## BEGIN

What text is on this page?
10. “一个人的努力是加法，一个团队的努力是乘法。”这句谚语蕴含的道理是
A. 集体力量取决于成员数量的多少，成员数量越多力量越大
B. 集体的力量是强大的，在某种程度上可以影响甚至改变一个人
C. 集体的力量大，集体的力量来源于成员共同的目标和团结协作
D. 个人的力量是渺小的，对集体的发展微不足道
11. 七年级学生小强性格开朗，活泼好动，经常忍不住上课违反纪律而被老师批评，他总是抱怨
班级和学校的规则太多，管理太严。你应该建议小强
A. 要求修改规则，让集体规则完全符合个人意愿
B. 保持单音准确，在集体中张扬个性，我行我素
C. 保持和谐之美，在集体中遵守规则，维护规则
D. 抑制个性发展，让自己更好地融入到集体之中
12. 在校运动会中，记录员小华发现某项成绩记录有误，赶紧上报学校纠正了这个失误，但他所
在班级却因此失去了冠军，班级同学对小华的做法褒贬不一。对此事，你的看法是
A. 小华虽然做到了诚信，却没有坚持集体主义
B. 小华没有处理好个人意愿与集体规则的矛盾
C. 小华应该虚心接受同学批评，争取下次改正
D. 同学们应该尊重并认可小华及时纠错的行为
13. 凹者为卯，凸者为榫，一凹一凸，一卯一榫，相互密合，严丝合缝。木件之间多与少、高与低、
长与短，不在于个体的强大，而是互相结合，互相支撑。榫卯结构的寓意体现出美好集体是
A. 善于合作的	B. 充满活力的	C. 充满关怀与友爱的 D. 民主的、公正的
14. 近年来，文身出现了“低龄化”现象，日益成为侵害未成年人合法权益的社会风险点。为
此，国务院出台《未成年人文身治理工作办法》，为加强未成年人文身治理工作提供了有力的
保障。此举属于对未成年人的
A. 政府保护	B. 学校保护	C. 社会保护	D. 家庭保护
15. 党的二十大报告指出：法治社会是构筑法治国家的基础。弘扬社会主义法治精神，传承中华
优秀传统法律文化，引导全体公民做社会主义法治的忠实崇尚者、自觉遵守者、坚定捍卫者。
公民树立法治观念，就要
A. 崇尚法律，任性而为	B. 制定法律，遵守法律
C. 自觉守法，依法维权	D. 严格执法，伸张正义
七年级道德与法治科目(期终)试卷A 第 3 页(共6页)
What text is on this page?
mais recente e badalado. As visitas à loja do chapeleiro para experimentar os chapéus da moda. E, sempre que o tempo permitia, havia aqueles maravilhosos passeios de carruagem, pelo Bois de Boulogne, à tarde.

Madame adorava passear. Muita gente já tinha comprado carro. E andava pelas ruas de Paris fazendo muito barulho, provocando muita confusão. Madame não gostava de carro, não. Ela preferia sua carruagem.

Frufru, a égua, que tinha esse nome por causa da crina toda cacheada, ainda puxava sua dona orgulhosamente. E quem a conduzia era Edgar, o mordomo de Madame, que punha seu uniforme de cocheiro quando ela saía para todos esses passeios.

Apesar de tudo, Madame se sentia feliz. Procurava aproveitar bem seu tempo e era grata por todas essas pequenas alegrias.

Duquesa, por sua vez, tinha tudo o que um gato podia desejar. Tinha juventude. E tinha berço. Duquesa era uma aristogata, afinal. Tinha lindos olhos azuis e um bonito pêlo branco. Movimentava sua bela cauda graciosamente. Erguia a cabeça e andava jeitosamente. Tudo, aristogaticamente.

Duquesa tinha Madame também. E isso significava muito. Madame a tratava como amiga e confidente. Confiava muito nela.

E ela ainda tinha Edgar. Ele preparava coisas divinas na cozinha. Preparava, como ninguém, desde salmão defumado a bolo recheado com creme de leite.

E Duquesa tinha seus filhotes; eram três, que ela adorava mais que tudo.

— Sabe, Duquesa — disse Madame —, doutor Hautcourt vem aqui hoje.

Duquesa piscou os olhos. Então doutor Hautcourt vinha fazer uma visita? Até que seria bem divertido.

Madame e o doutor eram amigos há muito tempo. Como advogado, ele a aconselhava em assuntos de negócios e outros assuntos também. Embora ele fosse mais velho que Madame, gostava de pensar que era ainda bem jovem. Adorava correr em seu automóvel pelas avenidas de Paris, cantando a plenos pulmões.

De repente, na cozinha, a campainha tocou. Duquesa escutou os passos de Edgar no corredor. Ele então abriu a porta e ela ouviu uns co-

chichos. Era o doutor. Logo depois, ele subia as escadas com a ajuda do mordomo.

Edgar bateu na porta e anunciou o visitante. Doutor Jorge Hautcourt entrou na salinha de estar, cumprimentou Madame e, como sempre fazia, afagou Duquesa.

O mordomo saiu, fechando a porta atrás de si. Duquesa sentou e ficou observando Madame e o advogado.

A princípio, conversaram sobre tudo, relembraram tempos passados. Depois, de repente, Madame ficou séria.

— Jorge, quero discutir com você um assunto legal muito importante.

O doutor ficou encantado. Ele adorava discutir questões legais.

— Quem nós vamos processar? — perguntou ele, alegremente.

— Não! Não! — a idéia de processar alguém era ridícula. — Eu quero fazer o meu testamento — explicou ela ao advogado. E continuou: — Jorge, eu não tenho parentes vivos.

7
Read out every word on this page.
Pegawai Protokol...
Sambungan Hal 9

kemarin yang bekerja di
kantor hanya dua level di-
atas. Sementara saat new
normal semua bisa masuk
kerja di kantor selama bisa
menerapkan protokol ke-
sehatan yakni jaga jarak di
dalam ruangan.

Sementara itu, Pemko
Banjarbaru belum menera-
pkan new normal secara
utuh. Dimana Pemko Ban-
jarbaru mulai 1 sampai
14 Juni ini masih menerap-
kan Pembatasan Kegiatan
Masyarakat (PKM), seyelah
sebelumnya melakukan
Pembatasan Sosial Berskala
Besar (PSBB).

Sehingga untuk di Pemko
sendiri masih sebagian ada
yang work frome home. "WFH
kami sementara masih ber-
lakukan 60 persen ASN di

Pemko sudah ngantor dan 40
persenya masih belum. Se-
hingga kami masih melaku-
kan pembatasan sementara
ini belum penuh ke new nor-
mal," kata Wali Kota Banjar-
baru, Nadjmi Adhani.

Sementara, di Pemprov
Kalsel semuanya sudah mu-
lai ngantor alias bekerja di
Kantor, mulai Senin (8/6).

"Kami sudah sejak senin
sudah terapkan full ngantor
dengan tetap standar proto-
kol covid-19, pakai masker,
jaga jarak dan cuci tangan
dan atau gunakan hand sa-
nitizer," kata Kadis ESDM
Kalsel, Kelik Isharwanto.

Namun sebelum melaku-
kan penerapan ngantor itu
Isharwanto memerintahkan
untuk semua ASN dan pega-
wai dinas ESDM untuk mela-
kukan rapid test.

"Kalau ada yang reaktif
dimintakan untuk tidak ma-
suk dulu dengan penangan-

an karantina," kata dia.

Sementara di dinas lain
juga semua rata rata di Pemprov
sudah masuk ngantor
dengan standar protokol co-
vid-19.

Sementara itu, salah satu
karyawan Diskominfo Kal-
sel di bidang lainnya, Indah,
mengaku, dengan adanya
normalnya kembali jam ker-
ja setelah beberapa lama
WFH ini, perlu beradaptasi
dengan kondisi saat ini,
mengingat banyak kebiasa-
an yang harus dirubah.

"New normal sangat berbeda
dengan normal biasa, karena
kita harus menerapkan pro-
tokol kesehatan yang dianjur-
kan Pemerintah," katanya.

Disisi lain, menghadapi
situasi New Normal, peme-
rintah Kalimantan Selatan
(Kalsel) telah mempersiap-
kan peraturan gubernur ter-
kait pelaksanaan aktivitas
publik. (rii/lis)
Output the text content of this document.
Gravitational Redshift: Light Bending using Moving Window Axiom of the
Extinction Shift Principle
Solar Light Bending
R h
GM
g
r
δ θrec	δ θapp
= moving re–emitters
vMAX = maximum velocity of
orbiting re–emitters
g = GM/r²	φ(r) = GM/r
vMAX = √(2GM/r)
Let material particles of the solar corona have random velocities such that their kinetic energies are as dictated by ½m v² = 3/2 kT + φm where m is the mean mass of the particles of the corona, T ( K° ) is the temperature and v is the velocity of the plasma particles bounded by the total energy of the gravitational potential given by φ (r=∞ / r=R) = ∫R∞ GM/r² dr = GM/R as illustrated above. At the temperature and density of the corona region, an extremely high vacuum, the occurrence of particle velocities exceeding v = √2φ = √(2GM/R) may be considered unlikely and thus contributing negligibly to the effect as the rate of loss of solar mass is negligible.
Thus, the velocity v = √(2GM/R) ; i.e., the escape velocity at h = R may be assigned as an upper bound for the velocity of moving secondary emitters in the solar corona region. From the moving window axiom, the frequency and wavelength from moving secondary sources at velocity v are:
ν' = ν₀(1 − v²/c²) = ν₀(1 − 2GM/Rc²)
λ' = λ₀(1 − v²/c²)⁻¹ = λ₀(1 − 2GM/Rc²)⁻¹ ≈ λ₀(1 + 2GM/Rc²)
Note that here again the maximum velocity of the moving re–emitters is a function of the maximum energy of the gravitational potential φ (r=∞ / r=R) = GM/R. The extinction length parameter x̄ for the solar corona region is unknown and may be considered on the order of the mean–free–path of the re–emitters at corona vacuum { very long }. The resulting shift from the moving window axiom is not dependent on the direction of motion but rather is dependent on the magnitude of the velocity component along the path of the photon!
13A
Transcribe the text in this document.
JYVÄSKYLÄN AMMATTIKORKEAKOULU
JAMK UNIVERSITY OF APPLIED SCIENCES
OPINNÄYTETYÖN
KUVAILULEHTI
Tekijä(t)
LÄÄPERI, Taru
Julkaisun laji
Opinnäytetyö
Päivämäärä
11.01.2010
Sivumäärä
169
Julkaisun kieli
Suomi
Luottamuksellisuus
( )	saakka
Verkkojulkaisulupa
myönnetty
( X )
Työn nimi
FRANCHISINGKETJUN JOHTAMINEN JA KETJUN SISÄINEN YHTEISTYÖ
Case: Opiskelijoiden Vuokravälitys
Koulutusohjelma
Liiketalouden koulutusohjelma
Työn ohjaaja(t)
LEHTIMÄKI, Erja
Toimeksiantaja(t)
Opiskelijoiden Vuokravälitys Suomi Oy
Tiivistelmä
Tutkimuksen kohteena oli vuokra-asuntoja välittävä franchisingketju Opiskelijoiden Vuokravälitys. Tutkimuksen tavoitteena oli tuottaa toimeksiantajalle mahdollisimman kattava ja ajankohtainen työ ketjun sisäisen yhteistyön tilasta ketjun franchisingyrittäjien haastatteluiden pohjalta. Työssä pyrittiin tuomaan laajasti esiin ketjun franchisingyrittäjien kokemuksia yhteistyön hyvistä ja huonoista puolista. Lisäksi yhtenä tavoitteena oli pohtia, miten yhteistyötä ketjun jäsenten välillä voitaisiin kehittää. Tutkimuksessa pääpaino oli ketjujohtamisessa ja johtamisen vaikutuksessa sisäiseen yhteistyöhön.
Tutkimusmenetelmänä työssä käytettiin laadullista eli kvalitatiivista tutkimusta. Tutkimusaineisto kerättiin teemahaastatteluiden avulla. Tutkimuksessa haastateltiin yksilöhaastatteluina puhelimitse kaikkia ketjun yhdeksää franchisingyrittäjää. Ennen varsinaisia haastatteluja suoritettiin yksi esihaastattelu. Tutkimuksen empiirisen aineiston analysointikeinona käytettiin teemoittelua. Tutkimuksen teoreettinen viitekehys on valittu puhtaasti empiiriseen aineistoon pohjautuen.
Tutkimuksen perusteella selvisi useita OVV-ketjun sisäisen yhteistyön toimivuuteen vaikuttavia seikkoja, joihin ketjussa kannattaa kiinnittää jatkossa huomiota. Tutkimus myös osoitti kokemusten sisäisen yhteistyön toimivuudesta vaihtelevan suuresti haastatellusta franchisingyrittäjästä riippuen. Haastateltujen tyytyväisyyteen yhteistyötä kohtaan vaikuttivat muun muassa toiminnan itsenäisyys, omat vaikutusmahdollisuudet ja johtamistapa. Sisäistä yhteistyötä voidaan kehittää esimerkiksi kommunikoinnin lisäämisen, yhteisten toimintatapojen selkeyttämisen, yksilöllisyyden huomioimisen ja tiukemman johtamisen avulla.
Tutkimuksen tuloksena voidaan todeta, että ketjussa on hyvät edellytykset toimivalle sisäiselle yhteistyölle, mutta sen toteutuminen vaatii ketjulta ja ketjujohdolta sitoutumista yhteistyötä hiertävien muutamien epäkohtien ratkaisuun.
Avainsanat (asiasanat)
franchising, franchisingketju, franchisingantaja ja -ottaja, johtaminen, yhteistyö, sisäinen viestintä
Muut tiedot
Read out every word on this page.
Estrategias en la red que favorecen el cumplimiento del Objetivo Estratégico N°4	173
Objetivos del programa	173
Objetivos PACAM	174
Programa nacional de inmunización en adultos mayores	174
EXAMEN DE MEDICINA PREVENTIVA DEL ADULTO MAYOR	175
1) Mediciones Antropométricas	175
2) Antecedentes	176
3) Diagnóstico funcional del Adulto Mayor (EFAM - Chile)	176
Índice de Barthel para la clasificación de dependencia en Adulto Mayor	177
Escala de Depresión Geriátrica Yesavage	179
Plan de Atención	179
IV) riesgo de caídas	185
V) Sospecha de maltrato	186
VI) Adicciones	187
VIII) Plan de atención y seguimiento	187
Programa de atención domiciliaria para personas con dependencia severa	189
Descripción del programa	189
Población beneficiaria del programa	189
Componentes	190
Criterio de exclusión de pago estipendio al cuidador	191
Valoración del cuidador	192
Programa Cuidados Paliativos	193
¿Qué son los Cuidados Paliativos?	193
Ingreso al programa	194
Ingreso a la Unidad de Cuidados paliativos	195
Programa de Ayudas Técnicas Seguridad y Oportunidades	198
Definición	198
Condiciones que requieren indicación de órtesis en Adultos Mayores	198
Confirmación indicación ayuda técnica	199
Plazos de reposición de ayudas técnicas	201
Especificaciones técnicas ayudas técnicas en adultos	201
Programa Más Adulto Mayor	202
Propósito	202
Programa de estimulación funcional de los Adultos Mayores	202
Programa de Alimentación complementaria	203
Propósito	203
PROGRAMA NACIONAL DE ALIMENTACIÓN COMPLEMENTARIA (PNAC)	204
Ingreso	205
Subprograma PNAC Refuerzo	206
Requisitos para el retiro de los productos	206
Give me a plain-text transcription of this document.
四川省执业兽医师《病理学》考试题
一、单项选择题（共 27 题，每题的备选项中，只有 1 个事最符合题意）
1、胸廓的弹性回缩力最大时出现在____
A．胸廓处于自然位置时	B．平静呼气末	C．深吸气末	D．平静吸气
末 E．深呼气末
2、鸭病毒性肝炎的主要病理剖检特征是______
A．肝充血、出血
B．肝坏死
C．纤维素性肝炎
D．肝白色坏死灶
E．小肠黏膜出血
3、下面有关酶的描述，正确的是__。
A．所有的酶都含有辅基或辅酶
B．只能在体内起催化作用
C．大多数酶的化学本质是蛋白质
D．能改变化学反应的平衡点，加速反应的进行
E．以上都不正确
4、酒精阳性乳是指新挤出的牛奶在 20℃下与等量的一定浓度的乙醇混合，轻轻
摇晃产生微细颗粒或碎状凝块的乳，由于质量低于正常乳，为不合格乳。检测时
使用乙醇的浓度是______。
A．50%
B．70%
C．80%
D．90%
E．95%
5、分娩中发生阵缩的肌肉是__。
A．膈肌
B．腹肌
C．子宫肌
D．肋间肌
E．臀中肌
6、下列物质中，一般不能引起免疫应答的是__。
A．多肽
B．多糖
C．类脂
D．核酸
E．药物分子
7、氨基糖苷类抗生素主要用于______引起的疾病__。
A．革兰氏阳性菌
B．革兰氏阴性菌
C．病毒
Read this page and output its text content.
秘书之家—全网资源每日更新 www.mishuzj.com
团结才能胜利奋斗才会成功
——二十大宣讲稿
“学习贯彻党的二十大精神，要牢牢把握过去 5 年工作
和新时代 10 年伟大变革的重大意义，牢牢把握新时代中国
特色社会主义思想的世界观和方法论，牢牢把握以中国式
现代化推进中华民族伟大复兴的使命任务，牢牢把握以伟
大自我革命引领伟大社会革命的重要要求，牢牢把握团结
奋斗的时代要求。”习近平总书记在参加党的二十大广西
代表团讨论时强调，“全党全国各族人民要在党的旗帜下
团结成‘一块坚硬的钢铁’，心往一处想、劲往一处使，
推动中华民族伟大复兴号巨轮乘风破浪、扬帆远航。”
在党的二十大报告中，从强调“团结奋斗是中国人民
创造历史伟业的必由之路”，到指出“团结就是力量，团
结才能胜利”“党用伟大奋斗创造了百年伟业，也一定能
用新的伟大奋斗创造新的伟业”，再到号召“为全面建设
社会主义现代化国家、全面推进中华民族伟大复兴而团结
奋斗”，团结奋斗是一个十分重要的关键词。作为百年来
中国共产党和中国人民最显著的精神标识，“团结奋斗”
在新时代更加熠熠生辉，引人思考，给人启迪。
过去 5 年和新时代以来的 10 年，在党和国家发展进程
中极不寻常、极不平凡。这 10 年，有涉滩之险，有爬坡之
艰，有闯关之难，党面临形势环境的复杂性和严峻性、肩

## END

• _THE REQUEST_
Exactly as written, give the line containing "Read this page and output its text content." and all remaining lines of the records.

• _SOLUTION TO THE PROBLEM_
Read this page and output its text content.
秘书之家—全网资源每日更新 www.mishuzj.com
团结才能胜利奋斗才会成功
——二十大宣讲稿
“学习贯彻党的二十大精神，要牢牢把握过去 5 年工作
和新时代 10 年伟大变革的重大意义，牢牢把握新时代中国
特色社会主义思想的世界观和方法论，牢牢把握以中国式
现代化推进中华民族伟大复兴的使命任务，牢牢把握以伟
大自我革命引领伟大社会革命的重要要求，牢牢把握团结
奋斗的时代要求。”习近平总书记在参加党的二十大广西
代表团讨论时强调，“全党全国各族人民要在党的旗帜下
团结成‘一块坚硬的钢铁’，心往一处想、劲往一处使，
推动中华民族伟大复兴号巨轮乘风破浪、扬帆远航。”
在党的二十大报告中，从强调“团结奋斗是中国人民
创造历史伟业的必由之路”，到指出“团结就是力量，团
结才能胜利”“党用伟大奋斗创造了百年伟业，也一定能
用新的伟大奋斗创造新的伟业”，再到号召“为全面建设
社会主义现代化国家、全面推进中华民族伟大复兴而团结
奋斗”，团结奋斗是一个十分重要的关键词。作为百年来
中国共产党和中国人民最显著的精神标识，“团结奋斗”
在新时代更加熠熠生辉，引人思考，给人启迪。
过去 5 年和新时代以来的 10 年，在党和国家发展进程
中极不寻常、极不平凡。这 10 年，有涉滩之险，有爬坡之
艰，有闯关之难，党面临形势环境的复杂性和严峻性、肩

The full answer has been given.